● **Text excerpt**:
Enlight Software
- Industry: Video games
- Founded: 1993
- Founder: Trevor Chan
- Headquarters: Hong Kong
- Products: Capitalism series Seven Kingdoms series Restaurant Empire series Bad Day L.A.
- Website: www.enlight.com

= Enlight Software =

Video game developer

Enlight Software is a Hong Kong developer and publisher of video games. The company was founded by Trevor Chan in 1993, and their first project was the economic strategy game Capitalism, which was published by Interactive Magic in 1995. In 1997, they released Capitalism Plus (an updated version of Capitalism) and the real-time strategy game Seven Kingdoms. Later games include Virtual U, Capitalism II, Wars and Warriors: Joan of Arc, Seven Kingdoms II, Hotel Giant, Restaurant Empire, Zoo Empire, Marine Park Empire, Restaurant Empire II and Hotel Giant II.

In addition to developing their own games, Enlight have released several games from third-party developers in the United States, including: MercurySteam's American McGee Presents: Scrapland, Nadeo's TrackMania, and Egosoft's X2: The Threat.

Enlight's latest game, Capitalism Lab, a new expanded version of Capitalism II, was released on December 14, 2012. It has an improved look and feel of existing interfaces, supporting multiple screen resolutions. Its new features include enhanced simulation of the real estate market, purchases of land plots, enhanced macroeconomic simulation, the ability to build community and sports facilities, product class expertise, technology disruption, new products and a new natural resources system.

Saved entries
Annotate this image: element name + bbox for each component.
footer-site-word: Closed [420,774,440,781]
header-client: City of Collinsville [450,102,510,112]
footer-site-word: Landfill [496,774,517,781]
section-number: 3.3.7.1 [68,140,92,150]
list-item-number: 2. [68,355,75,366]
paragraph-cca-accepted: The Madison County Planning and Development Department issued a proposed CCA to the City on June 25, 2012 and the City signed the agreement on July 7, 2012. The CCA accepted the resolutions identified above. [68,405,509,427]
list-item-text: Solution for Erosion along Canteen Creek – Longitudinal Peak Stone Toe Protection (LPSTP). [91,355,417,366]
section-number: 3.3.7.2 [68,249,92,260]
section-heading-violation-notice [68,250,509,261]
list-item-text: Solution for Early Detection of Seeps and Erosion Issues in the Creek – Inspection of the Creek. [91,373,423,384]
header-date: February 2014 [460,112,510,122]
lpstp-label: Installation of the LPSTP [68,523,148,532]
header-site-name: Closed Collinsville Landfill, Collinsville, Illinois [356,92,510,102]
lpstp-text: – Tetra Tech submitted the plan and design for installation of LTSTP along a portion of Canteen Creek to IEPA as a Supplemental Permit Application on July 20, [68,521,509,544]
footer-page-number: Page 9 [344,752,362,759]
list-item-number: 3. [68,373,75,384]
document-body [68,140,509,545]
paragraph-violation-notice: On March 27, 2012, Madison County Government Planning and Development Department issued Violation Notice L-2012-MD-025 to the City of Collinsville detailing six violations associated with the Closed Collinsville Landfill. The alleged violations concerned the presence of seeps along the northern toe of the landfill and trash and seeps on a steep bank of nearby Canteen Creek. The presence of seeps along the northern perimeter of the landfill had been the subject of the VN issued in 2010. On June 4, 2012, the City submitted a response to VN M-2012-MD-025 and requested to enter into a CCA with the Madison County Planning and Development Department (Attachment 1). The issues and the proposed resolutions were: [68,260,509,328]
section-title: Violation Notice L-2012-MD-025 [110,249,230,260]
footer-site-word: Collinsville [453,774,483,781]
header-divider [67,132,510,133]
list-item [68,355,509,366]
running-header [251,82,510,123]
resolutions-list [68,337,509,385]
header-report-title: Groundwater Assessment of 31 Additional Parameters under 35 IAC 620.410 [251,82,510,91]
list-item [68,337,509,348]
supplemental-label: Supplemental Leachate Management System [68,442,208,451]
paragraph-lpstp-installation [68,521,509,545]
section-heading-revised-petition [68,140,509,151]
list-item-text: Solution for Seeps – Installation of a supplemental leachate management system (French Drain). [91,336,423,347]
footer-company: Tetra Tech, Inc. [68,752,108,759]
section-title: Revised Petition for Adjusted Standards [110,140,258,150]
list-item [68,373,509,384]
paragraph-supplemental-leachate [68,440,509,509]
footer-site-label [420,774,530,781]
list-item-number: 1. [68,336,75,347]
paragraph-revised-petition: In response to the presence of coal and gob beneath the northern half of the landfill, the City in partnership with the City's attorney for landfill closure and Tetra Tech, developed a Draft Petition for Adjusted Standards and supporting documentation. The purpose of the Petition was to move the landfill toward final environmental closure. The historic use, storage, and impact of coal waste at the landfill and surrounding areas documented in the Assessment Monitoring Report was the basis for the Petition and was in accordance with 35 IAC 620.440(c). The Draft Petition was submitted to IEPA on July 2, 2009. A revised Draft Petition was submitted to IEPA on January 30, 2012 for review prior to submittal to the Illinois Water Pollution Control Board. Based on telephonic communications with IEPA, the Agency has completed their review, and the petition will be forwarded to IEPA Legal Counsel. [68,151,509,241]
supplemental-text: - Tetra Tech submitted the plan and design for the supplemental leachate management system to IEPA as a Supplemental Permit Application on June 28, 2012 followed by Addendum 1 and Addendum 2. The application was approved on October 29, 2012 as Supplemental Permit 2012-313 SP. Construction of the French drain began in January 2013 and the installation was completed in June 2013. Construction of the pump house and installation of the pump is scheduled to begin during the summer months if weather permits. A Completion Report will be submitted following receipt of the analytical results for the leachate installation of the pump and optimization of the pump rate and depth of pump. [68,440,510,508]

● **Task prompt**: In the Enlight Software text, from "Enlight Software is" to "X2: The Threat.", substitute "distributor" for "publisher" and write the passage out again.

● **Answer for the task**:
Enlight Software is a Hong Kong developer and distributor of video games. The company was founded by Trevor Chan in 1993, and their first project was the economic strategy game Capitalism, which was published by Interactive Magic in 1995. In 1997, they released Capitalism Plus (an updated version of Capitalism) and the real-time strategy game Seven Kingdoms. Later games include Virtual U, Capitalism II, Wars and Warriors: Joan of Arc, Seven Kingdoms II, Hotel Giant, Restaurant Empire, Zoo Empire, Marine Park Empire, Restaurant Empire II and Hotel Giant II.

In addition to developing their own games, Enlight have released several games from third-party developers in the United States, including: MercurySteam's American McGee Presents: Scrapland, Nadeo's TrackMania, and Egosoft's X2: The Threat.